--- YOUR OBJECTIVE ---
Look over the lines below. Report each one that includes the string "CCDAB".
───── INPUT ROWS ─────
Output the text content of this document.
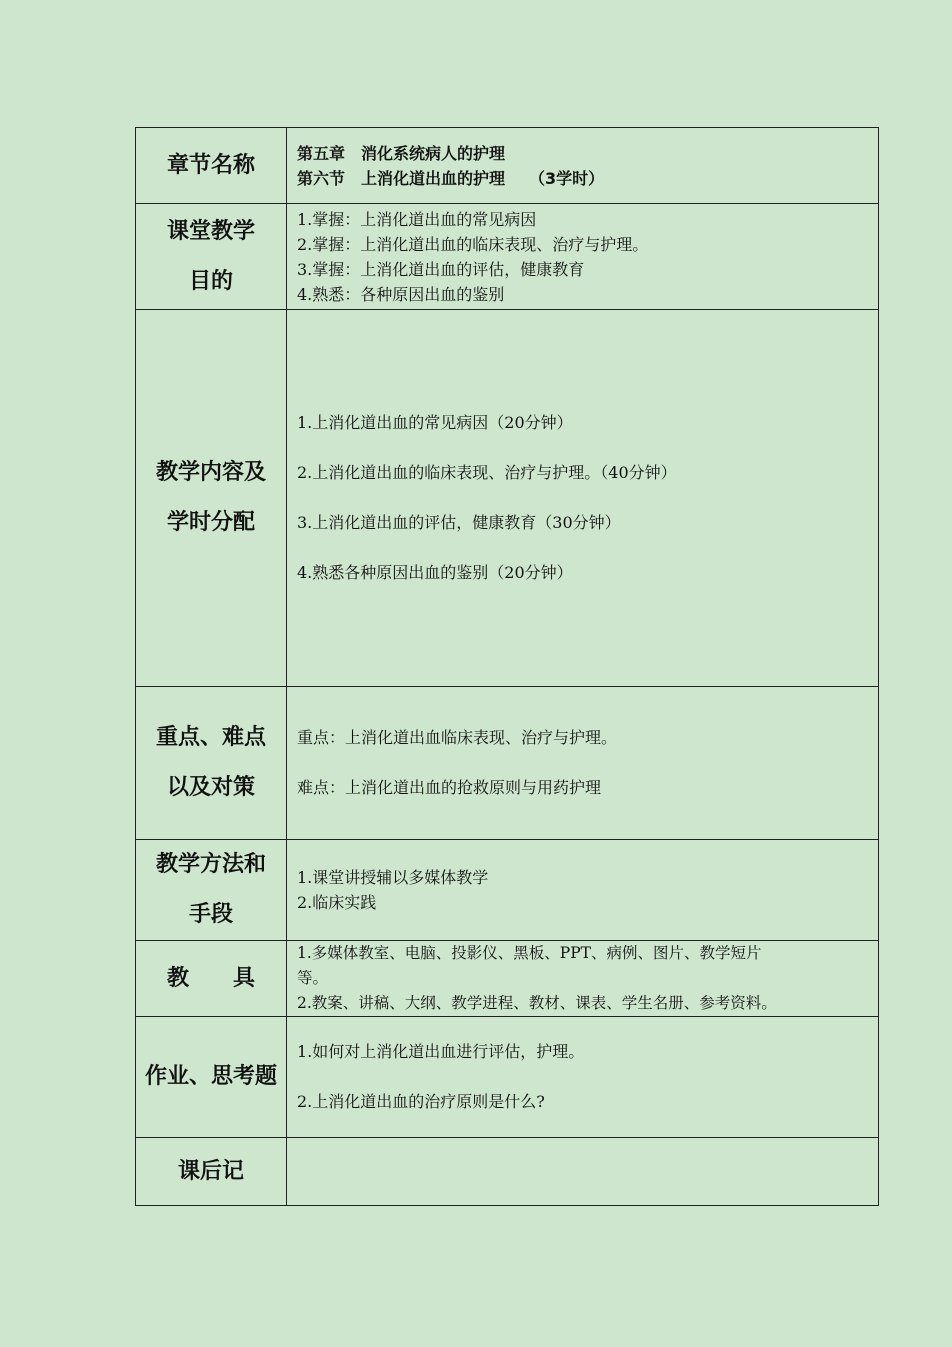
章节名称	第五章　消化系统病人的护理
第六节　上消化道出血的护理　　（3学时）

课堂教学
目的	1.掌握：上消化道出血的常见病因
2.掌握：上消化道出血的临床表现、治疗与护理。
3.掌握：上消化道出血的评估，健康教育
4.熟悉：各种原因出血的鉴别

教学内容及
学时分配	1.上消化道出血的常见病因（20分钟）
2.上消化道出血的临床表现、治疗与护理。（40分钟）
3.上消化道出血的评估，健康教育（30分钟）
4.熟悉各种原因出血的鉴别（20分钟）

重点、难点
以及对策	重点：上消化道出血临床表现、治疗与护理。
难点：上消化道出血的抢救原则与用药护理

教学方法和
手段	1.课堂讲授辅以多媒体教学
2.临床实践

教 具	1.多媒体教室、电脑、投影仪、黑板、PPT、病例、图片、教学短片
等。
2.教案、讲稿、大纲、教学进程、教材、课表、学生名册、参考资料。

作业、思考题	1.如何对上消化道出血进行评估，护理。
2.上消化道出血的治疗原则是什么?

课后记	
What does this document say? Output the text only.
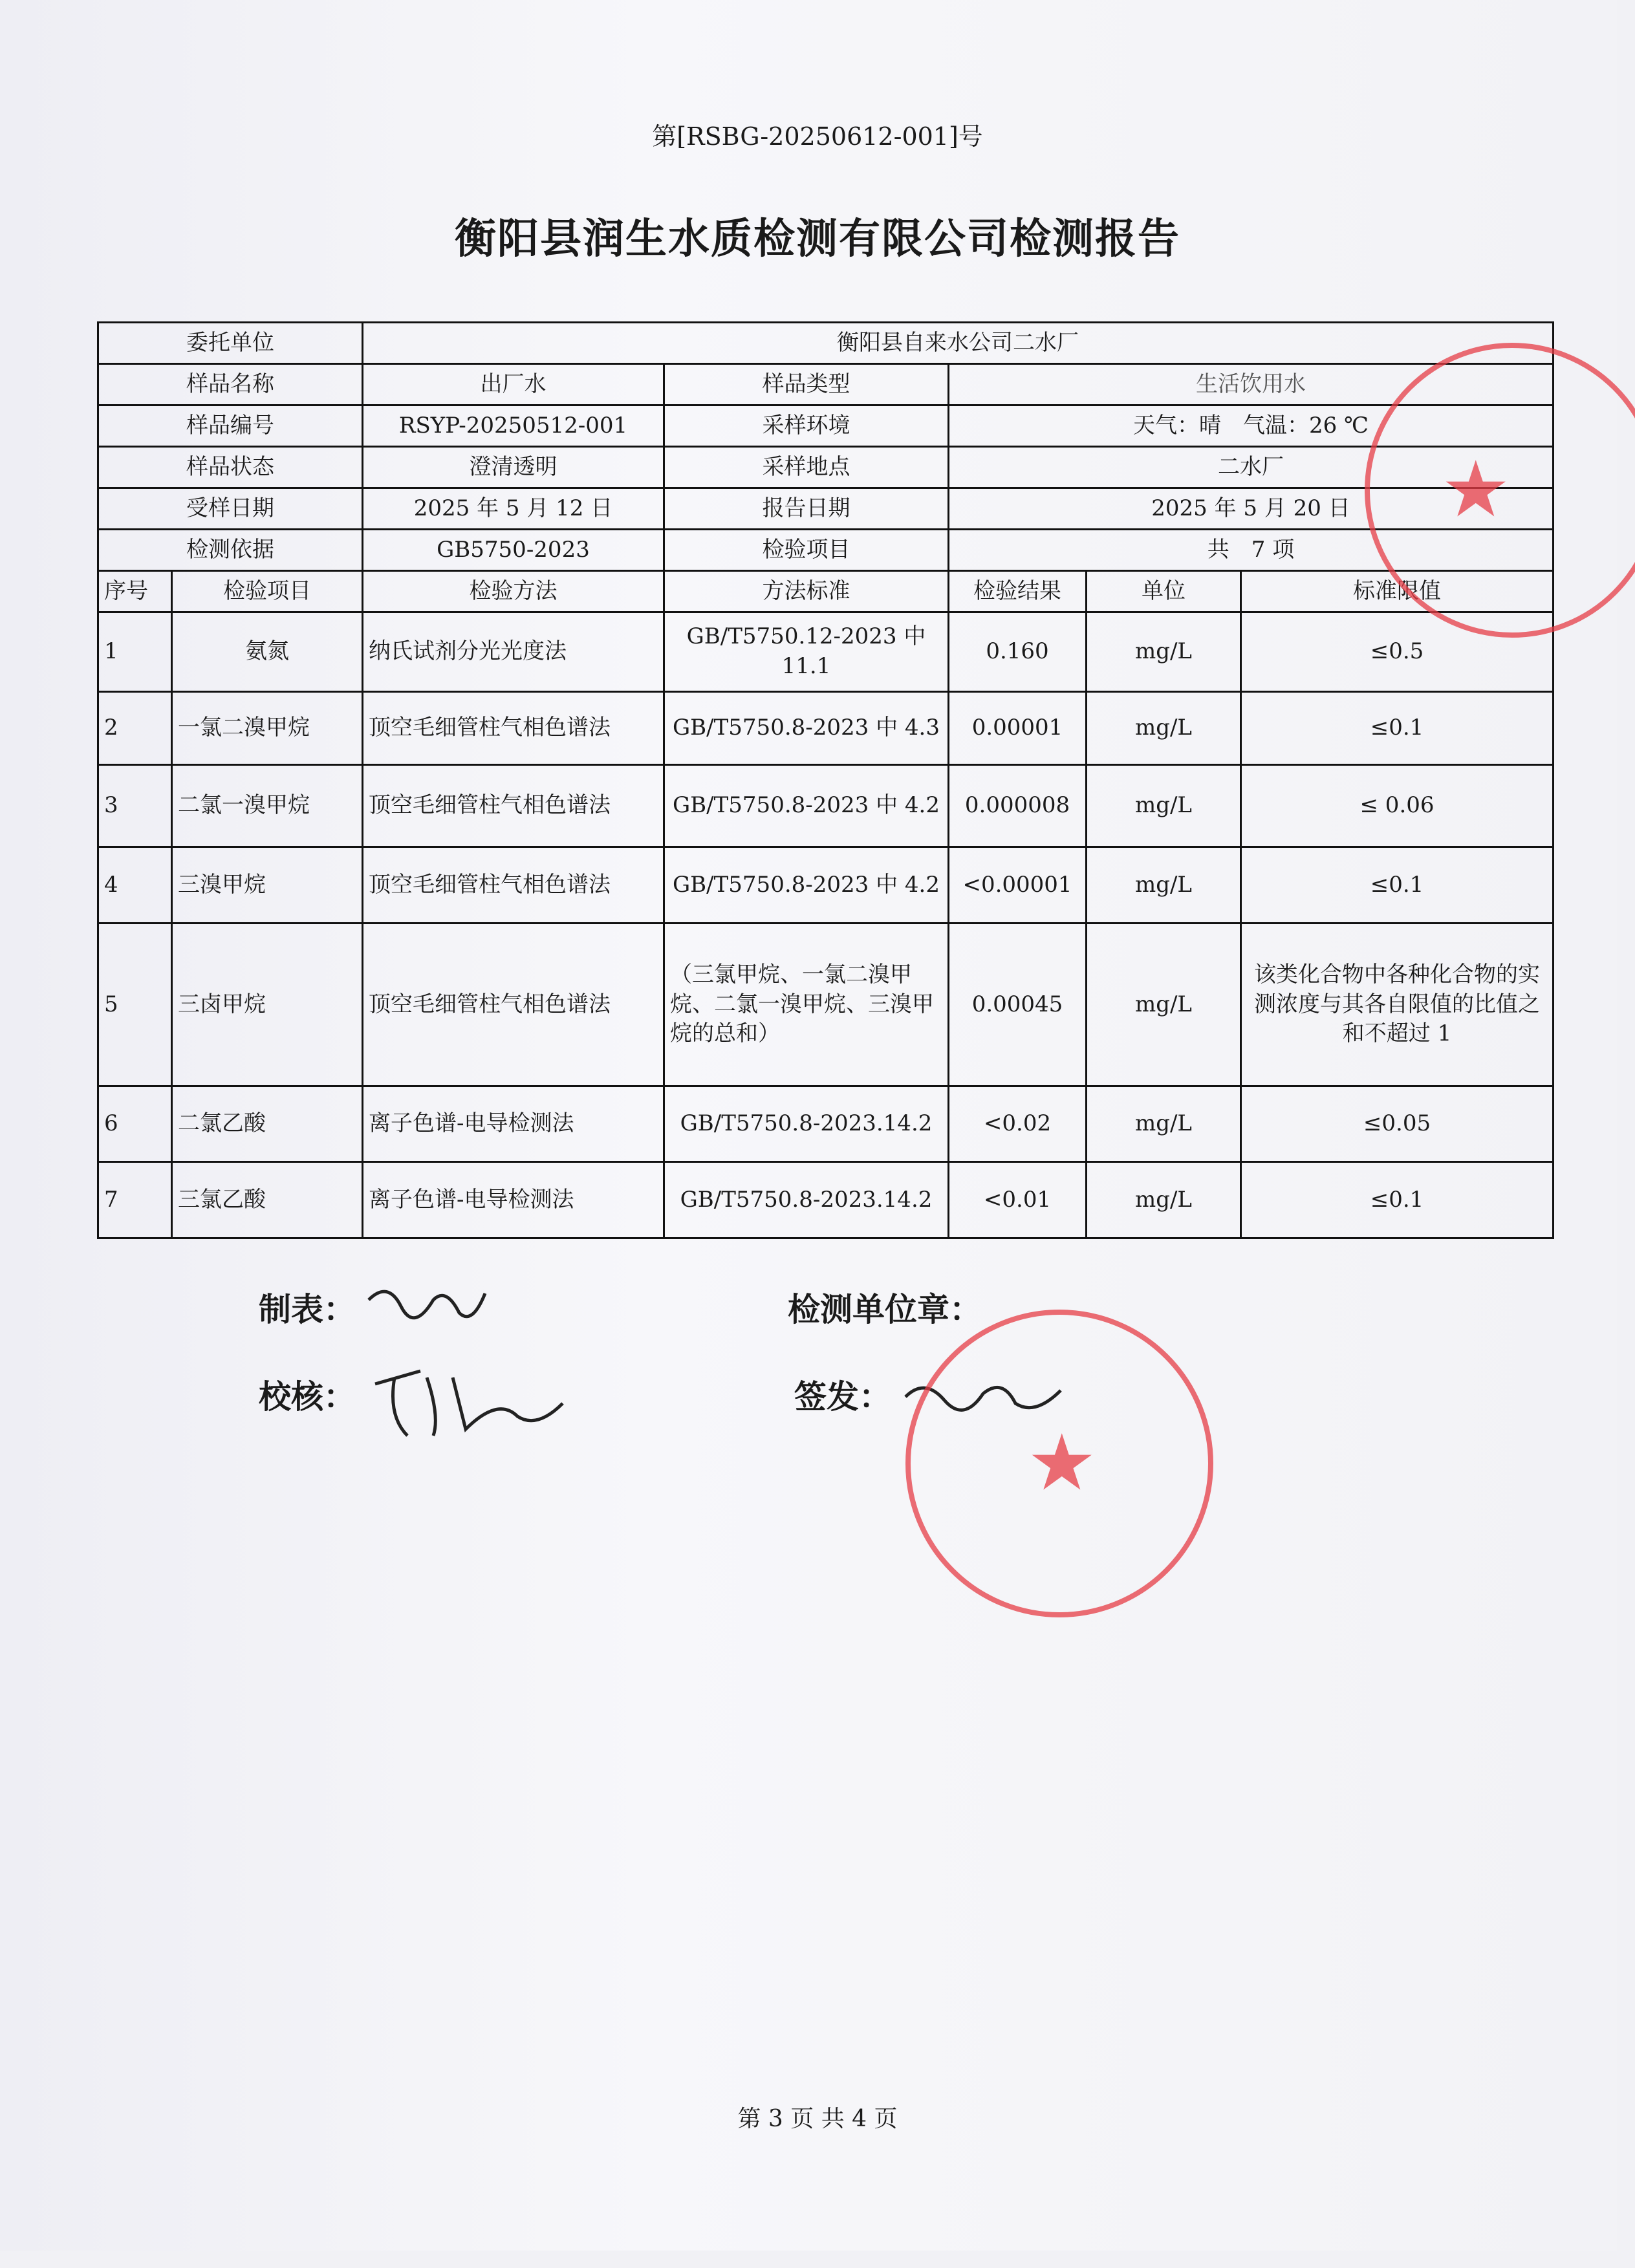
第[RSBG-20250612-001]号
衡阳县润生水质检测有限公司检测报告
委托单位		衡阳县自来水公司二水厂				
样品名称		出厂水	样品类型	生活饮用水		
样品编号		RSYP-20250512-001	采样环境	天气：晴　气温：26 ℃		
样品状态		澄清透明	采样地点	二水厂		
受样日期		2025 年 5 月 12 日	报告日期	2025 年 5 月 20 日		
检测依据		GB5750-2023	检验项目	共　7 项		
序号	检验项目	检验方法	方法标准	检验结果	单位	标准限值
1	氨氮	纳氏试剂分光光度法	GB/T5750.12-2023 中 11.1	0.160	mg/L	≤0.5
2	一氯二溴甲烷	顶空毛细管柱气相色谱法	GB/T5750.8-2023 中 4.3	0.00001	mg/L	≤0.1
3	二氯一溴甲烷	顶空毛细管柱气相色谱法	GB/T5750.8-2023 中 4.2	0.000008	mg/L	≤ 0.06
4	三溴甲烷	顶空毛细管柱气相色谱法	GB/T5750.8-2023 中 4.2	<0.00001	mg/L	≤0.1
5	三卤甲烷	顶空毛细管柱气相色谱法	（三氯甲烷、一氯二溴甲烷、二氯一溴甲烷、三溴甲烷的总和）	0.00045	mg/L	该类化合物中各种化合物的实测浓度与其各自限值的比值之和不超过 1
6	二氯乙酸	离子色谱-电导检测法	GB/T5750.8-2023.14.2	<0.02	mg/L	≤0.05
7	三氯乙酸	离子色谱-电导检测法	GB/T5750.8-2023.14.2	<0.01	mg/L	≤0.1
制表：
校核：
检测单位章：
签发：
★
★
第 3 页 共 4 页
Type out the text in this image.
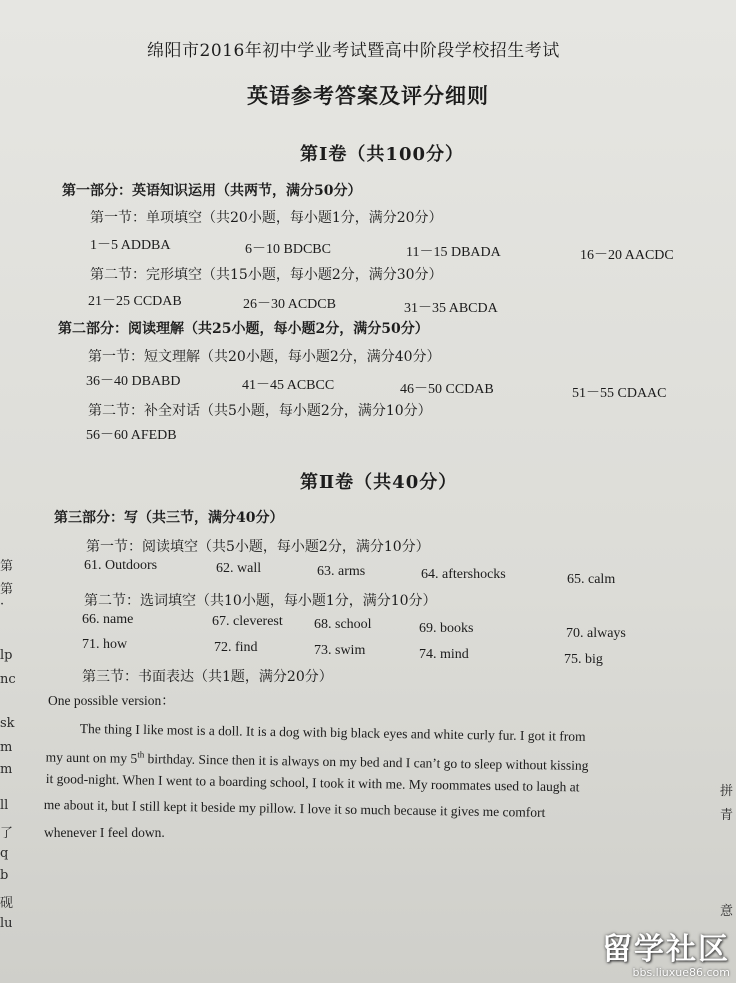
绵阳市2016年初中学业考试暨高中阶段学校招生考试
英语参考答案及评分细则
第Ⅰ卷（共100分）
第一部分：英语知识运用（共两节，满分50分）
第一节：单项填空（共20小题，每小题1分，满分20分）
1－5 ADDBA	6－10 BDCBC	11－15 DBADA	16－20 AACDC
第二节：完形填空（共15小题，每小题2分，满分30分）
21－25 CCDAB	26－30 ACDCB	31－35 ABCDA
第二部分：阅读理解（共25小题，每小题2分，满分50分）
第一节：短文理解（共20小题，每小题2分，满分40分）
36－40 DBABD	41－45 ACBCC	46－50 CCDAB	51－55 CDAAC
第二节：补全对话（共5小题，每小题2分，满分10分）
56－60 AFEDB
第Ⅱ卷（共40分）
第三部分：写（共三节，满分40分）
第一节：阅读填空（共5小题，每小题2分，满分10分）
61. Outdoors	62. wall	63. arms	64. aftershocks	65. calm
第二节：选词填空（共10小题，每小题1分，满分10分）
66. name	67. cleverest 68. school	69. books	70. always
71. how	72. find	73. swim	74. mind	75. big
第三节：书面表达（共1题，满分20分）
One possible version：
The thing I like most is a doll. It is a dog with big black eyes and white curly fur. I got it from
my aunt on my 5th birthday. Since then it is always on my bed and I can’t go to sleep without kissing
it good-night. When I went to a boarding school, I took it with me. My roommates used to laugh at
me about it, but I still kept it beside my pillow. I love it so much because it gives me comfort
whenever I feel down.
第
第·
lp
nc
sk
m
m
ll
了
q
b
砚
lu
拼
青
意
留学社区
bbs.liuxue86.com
─────
--- FINAL RESULT ---
21－25 CCDAB	26－30 ACDCB	31－35 ABCDA
36－40 DBABD	41－45 ACBCC	46－50 CCDAB	51－55 CDAAC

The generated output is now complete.